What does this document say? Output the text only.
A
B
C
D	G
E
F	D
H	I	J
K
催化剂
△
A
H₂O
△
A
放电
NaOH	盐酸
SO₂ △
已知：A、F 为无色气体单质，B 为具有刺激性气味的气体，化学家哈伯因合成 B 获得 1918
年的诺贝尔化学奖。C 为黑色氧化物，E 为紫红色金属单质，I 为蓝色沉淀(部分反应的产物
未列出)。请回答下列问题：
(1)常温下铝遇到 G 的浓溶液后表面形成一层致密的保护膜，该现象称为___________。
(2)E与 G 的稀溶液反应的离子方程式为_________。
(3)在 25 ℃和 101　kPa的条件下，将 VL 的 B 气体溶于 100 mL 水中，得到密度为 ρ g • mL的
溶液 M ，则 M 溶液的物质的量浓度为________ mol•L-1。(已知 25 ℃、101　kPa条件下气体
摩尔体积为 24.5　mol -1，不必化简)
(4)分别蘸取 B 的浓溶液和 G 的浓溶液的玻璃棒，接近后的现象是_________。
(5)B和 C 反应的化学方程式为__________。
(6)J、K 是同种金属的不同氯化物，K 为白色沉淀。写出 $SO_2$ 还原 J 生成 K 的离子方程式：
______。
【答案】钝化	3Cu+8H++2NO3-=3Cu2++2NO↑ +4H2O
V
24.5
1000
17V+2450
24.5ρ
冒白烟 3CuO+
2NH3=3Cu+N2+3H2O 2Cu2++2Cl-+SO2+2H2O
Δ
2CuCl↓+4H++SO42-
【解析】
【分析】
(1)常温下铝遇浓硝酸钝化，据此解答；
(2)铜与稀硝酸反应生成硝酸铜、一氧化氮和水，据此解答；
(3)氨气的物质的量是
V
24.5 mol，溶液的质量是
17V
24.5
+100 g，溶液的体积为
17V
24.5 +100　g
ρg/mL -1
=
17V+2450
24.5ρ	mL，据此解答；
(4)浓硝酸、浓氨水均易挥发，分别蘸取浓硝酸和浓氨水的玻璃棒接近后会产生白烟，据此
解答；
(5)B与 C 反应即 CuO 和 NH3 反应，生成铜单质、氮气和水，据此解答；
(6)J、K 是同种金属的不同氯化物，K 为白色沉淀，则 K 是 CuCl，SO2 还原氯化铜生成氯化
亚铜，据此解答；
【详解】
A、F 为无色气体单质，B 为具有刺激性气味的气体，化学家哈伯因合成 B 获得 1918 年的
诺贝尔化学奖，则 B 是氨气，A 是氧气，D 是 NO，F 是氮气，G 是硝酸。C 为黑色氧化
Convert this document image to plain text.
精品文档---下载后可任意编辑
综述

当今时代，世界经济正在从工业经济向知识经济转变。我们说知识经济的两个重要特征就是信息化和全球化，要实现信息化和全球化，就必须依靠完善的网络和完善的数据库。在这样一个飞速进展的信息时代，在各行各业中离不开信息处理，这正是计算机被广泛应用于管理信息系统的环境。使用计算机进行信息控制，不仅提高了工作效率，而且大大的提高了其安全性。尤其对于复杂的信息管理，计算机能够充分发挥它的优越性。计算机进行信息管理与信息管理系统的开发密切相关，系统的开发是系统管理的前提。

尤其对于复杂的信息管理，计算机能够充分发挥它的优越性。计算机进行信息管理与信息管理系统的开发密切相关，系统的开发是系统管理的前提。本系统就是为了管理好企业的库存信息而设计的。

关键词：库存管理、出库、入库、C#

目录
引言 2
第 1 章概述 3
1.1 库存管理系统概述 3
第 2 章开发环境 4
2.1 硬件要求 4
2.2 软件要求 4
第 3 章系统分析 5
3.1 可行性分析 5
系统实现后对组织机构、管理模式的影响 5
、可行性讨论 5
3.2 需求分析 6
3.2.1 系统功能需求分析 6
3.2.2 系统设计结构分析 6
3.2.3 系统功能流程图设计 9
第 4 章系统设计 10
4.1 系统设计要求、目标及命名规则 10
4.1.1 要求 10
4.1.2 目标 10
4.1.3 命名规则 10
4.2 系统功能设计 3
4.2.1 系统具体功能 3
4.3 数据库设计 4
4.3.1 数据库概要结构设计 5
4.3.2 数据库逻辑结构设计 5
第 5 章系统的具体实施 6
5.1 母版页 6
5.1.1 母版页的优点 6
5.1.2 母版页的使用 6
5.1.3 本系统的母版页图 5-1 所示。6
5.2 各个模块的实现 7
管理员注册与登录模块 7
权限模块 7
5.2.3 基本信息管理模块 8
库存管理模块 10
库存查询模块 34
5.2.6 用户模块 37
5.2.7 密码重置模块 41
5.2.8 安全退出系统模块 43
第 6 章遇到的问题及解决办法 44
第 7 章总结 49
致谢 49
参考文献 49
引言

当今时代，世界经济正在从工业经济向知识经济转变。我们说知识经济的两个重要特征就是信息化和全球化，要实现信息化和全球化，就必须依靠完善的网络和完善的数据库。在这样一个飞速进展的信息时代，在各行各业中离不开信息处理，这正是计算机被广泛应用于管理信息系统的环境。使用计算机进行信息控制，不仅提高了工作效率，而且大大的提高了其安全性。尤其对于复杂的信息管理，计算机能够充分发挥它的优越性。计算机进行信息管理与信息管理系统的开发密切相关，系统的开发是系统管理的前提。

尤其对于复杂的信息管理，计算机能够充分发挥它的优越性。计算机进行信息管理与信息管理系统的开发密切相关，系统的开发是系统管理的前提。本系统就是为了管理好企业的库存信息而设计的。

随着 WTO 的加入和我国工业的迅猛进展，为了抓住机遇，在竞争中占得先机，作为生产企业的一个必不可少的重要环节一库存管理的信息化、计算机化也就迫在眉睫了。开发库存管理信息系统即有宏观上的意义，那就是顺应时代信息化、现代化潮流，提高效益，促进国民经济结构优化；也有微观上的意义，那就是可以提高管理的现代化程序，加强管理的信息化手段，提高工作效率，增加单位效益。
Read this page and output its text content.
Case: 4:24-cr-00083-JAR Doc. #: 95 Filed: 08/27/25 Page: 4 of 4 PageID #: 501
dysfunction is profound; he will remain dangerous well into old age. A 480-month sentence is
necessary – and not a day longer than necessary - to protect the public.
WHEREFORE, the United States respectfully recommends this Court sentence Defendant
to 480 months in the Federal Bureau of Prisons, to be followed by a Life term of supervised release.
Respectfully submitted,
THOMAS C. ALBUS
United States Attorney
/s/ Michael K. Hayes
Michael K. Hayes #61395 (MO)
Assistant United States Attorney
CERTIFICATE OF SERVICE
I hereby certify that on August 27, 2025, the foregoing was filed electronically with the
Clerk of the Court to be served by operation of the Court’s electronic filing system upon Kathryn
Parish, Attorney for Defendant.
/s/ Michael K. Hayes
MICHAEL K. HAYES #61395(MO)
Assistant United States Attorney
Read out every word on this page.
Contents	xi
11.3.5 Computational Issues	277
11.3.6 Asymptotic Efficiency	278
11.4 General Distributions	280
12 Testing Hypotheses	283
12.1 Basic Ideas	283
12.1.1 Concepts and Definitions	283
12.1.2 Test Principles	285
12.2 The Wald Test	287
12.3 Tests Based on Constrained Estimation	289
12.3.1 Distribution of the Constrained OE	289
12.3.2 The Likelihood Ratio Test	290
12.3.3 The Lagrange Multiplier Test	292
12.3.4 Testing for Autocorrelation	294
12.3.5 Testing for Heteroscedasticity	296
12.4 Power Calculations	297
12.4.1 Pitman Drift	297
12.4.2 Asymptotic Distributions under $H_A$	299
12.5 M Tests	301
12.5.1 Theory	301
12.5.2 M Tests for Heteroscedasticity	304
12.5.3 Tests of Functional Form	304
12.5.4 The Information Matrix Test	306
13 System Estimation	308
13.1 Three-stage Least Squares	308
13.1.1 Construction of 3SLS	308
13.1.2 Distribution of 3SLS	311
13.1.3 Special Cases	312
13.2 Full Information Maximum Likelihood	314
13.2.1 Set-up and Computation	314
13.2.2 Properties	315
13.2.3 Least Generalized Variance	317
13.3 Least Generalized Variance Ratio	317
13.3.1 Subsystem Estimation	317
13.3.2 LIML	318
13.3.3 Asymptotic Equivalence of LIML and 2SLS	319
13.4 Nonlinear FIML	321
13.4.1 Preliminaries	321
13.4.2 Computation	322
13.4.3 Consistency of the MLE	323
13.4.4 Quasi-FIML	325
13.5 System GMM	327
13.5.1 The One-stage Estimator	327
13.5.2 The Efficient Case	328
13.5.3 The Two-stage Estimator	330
◇ ◇ ◇ ◇ ◇ ◇ ◇
- **Job**: Gather each line holding the string "Estimator".

- **Final result**:
13.5.1 The One-stage Estimator	327
13.5.3 The Two-stage Estimator	330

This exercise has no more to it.